══ Entries supplied
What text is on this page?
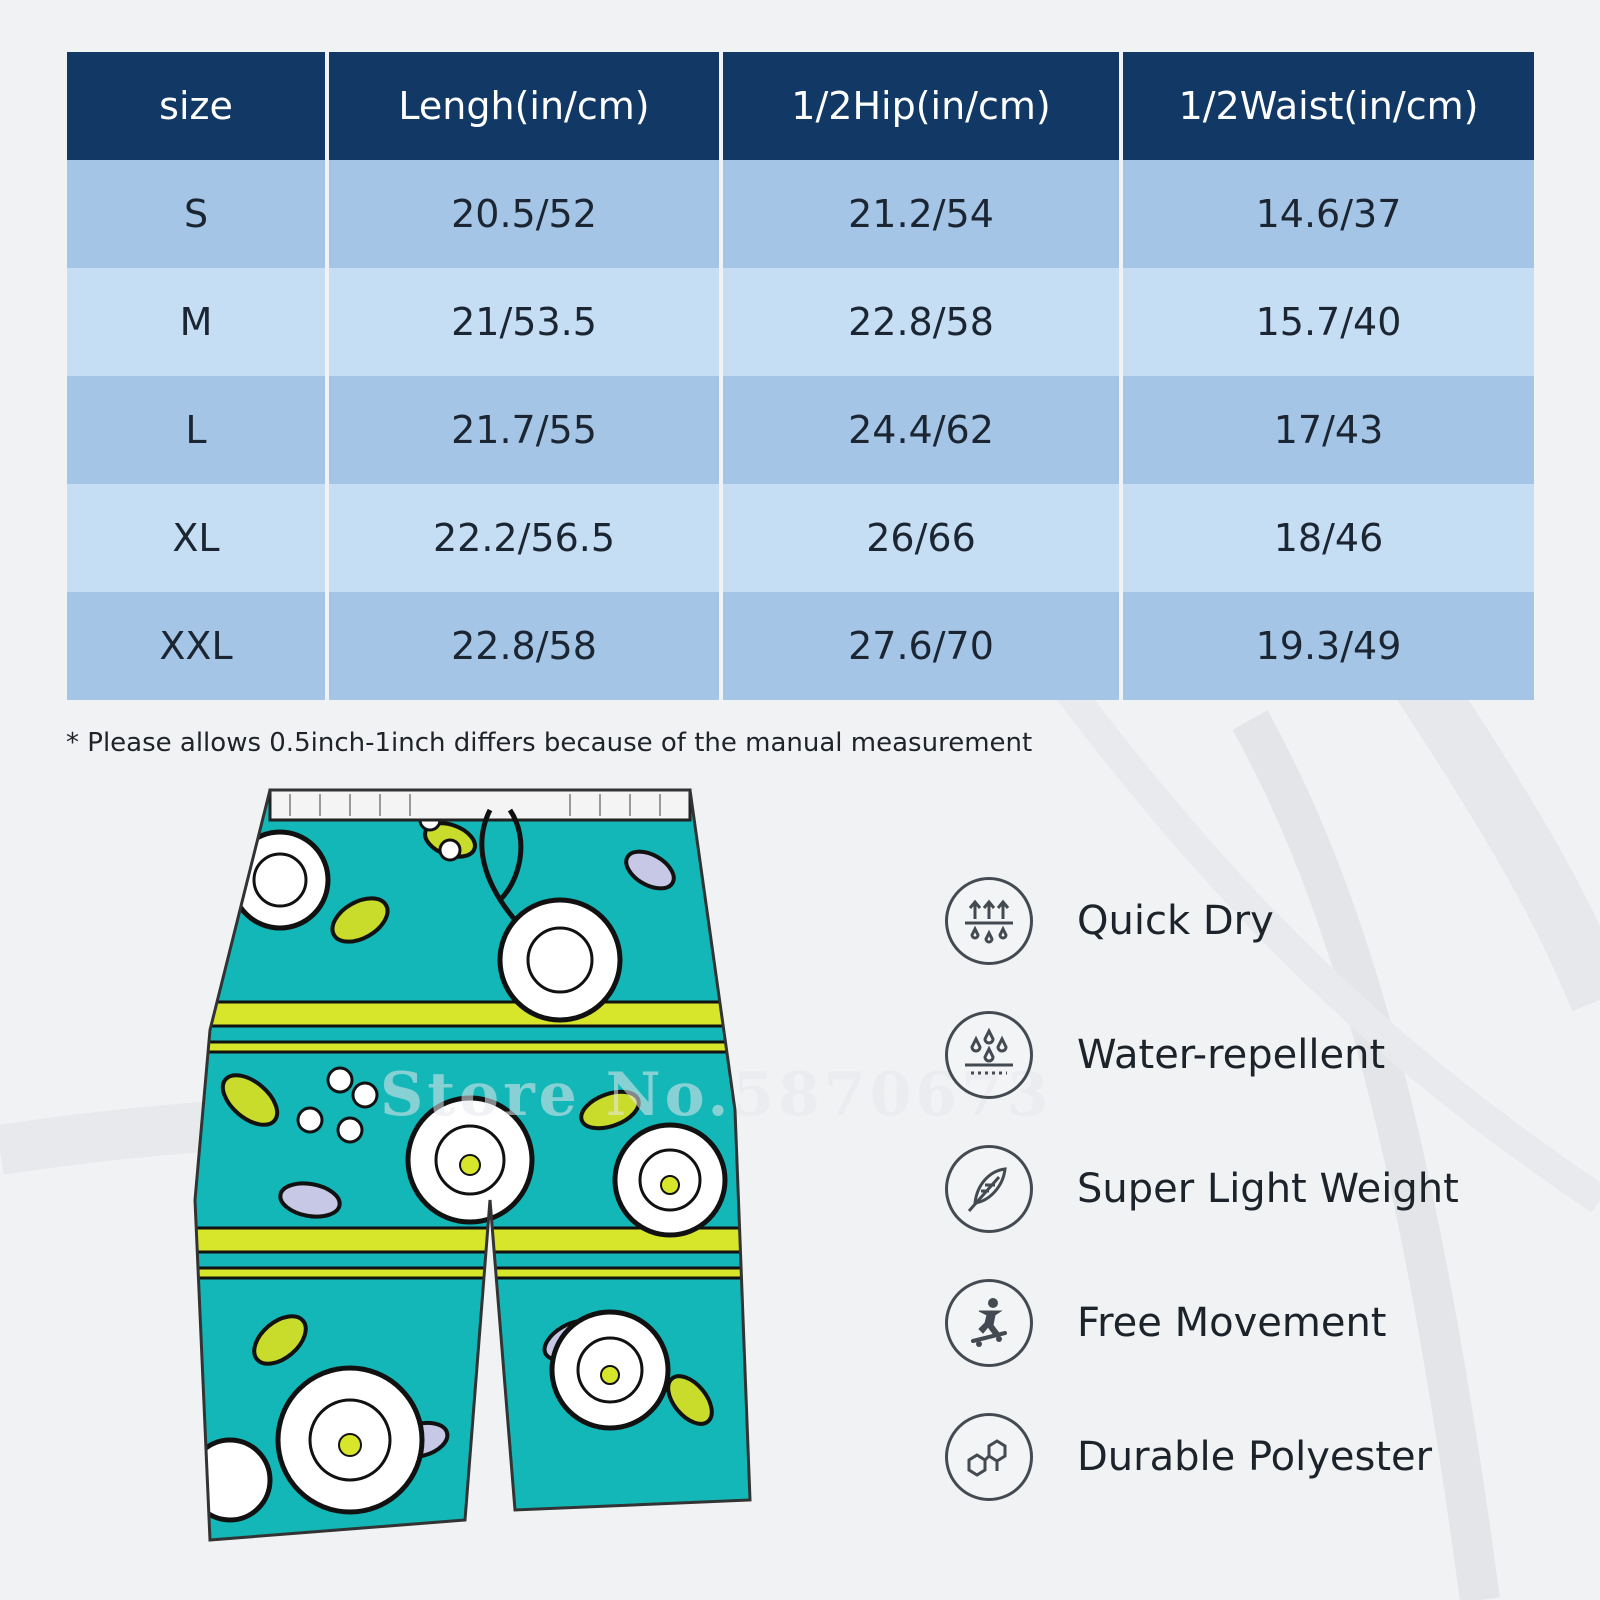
size	Lengh(in/cm)	1/2Hip(in/cm)	1/2Waist(in/cm)
S	20.5/52	21.2/54	14.6/37
M	21/53.5	22.8/58	15.7/40
L	21.7/55	24.4/62	17/43
XL	22.2/56.5	26/66	18/46
XXL	22.8/58	27.6/70	19.3/49
* Please allows 0.5inch-1inch differs because of the manual measurement
Store No.5870673
Quick Dry
Water-repellent
Super Light Weight
Free Movement
Durable Polyester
════
• The exercise:
Transcribe all the lines above exactly, apart from the pictures.

• Solution for this task:
What text is on this page?
size	Lengh(in/cm)	1/2Hip(in/cm)	1/2Waist(in/cm)
S	20.5/52	21.2/54	14.6/37
M	21/53.5	22.8/58	15.7/40
L	21.7/55	24.4/62	17/43
XL	22.2/56.5	26/66	18/46
XXL	22.8/58	27.6/70	19.3/49
* Please allows 0.5inch-1inch differs because of the manual measurement
Store No.5870673
Quick Dry
Water-repellent
Super Light Weight
Free Movement
Durable Polyester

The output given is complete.